* _Provided records_:

┄┄┄┄┄┄┄┄┄┄┄┄┄┄┄┄┄┄┄┄

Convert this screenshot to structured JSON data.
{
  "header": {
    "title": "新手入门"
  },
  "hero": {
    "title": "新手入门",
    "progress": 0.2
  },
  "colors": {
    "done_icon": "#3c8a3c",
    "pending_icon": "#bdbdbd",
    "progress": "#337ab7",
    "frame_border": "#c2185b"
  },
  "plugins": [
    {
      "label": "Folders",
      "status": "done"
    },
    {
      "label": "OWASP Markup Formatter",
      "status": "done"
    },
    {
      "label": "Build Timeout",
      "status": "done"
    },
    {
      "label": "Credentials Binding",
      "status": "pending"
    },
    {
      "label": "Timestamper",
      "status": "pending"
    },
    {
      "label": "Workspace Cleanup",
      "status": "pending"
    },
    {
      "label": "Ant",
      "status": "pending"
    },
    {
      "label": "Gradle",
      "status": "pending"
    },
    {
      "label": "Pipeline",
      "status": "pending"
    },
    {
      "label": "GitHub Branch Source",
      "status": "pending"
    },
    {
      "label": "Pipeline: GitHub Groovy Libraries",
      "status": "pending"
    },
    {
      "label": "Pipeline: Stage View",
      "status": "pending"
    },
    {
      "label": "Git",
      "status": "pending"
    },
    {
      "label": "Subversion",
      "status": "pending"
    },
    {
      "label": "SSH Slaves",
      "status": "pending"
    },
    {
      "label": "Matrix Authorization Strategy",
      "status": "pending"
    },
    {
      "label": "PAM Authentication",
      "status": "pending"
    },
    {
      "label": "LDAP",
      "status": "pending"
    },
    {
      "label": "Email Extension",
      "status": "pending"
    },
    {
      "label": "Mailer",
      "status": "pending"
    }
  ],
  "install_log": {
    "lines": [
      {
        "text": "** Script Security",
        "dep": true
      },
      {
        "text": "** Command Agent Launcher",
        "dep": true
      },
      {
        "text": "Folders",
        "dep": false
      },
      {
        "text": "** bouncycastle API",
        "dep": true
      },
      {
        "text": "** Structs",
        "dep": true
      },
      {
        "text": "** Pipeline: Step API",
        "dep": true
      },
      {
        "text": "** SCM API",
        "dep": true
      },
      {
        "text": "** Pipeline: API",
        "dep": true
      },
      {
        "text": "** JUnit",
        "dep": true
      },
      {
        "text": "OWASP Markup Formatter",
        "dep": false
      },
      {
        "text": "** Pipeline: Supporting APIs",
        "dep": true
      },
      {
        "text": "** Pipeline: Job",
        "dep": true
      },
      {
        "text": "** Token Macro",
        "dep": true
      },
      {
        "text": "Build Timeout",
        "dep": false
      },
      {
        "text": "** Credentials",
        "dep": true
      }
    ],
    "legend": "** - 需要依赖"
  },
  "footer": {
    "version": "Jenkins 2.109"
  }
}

┄┄┄┄┄┄┄┄┄┄┄┄┄┄┄┄┄┄┄┄

* _Exercise instructions_: Return only the number of lines in the entries that contain the string "Markup".

* _Result of this task_: 2